++++ Given information ++++
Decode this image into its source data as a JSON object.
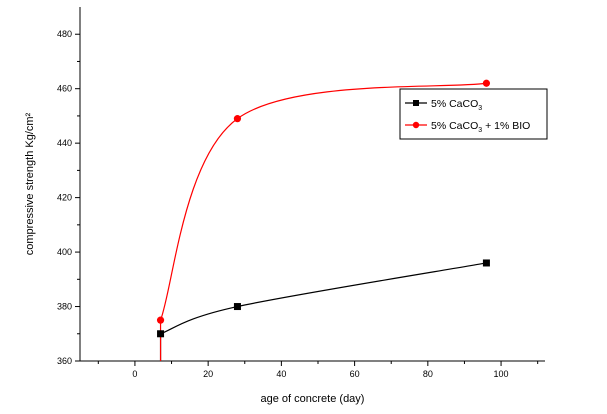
{
  "chart_data": {
    "type": "line",
    "xlabel": "age of concrete (day)",
    "ylabel": "compressive strength Kg/cm²",
    "xlim": [
      -15,
      112
    ],
    "ylim": [
      360,
      490
    ],
    "xticks": [
      0,
      20,
      40,
      60,
      80,
      100
    ],
    "yticks": [
      360,
      380,
      400,
      420,
      440,
      460,
      480
    ],
    "grid": false,
    "legend_position": "right",
    "series": [
      {
        "name": "5% CaCO3",
        "legend_parts": {
          "prefix": "5% CaCO",
          "sub": "3",
          "suffix": ""
        },
        "color": "#000000",
        "marker": "square",
        "x": [
          7,
          28,
          96
        ],
        "y": [
          370,
          380,
          396
        ]
      },
      {
        "name": "5% CaCO3 + 1% BIO",
        "legend_parts": {
          "prefix": "5% CaCO",
          "sub": "3",
          "suffix": " + 1% BIO"
        },
        "color": "#ff0000",
        "marker": "circle",
        "x": [
          7,
          28,
          96
        ],
        "y": [
          375,
          449,
          462
        ]
      }
    ]
  }
}
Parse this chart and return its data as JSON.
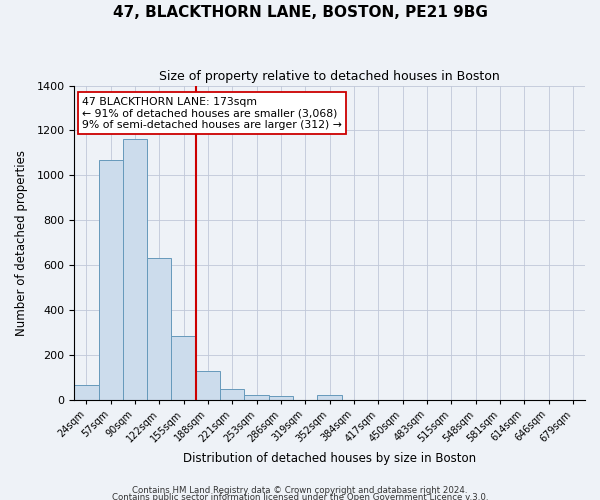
{
  "title": "47, BLACKTHORN LANE, BOSTON, PE21 9BG",
  "subtitle": "Size of property relative to detached houses in Boston",
  "xlabel": "Distribution of detached houses by size in Boston",
  "ylabel": "Number of detached properties",
  "bar_labels": [
    "24sqm",
    "57sqm",
    "90sqm",
    "122sqm",
    "155sqm",
    "188sqm",
    "221sqm",
    "253sqm",
    "286sqm",
    "319sqm",
    "352sqm",
    "384sqm",
    "417sqm",
    "450sqm",
    "483sqm",
    "515sqm",
    "548sqm",
    "581sqm",
    "614sqm",
    "646sqm",
    "679sqm"
  ],
  "bar_values": [
    65,
    1070,
    1160,
    630,
    285,
    130,
    47,
    20,
    15,
    0,
    20,
    0,
    0,
    0,
    0,
    0,
    0,
    0,
    0,
    0,
    0
  ],
  "bar_color": "#ccdcec",
  "bar_edge_color": "#6699bb",
  "vline_x": 4.5,
  "vline_color": "#cc0000",
  "ylim": [
    0,
    1400
  ],
  "yticks": [
    0,
    200,
    400,
    600,
    800,
    1000,
    1200,
    1400
  ],
  "annotation_box_text": "47 BLACKTHORN LANE: 173sqm\n← 91% of detached houses are smaller (3,068)\n9% of semi-detached houses are larger (312) →",
  "footer_line1": "Contains HM Land Registry data © Crown copyright and database right 2024.",
  "footer_line2": "Contains public sector information licensed under the Open Government Licence v.3.0.",
  "bg_color": "#eef2f7",
  "plot_bg_color": "#eef2f7",
  "grid_color": "#c0c8d8"
}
++++
§ **Instructions to follow**
Leave out the pictures and repeat everything else in the records exactly.

§ **The reply**
Decode this image into its source data as a JSON object.
{
  "chart_data": {
    "type": "line",
    "xlabel": "age of concrete (day)",
    "ylabel": "compressive strength Kg/cm²",
    "xlim": [
      -15,
      112
    ],
    "ylim": [
      360,
      490
    ],
    "xticks": [
      0,
      20,
      40,
      60,
      80,
      100
    ],
    "yticks": [
      360,
      380,
      400,
      420,
      440,
      460,
      480
    ],
    "grid": false,
    "legend_position": "right",
    "series": [
      {
        "name": "5% CaCO3",
        "legend_parts": {
          "prefix": "5% CaCO",
          "sub": "3",
          "suffix": ""
        },
        "color": "#000000",
        "marker": "square",
        "x": [
          7,
          28,
          96
        ],
        "y": [
          370,
          380,
          396
        ]
      },
      {
        "name": "5% CaCO3 + 1% BIO",
        "legend_parts": {
          "prefix": "5% CaCO",
          "sub": "3",
          "suffix": " + 1% BIO"
        },
        "color": "#ff0000",
        "marker": "circle",
        "x": [
          7,
          28,
          96
        ],
        "y": [
          375,
          449,
          462
        ]
      }
    ]
  }
}
Parse this chart and return its data as JSON.
{
  "title": "47, BLACKTHORN LANE, BOSTON, PE21 9BG",
  "subtitle": "Size of property relative to detached houses in Boston",
  "xlabel": "Distribution of detached houses by size in Boston",
  "ylabel": "Number of detached properties",
  "bar_labels": [
    "24sqm",
    "57sqm",
    "90sqm",
    "122sqm",
    "155sqm",
    "188sqm",
    "221sqm",
    "253sqm",
    "286sqm",
    "319sqm",
    "352sqm",
    "384sqm",
    "417sqm",
    "450sqm",
    "483sqm",
    "515sqm",
    "548sqm",
    "581sqm",
    "614sqm",
    "646sqm",
    "679sqm"
  ],
  "bar_values": [
    65,
    1070,
    1160,
    630,
    285,
    130,
    47,
    20,
    15,
    0,
    20,
    0,
    0,
    0,
    0,
    0,
    0,
    0,
    0,
    0,
    0
  ],
  "bar_color": "#ccdcec",
  "bar_edge_color": "#6699bb",
  "vline_x": 4.5,
  "vline_color": "#cc0000",
  "ylim": [
    0,
    1400
  ],
  "yticks": [
    0,
    200,
    400,
    600,
    800,
    1000,
    1200,
    1400
  ],
  "annotation_box_text": "47 BLACKTHORN LANE: 173sqm\n← 91% of detached houses are smaller (3,068)\n9% of semi-detached houses are larger (312) →",
  "footer_line1": "Contains HM Land Registry data © Crown copyright and database right 2024.",
  "footer_line2": "Contains public sector information licensed under the Open Government Licence v.3.0.",
  "bg_color": "#eef2f7",
  "plot_bg_color": "#eef2f7",
  "grid_color": "#c0c8d8"
}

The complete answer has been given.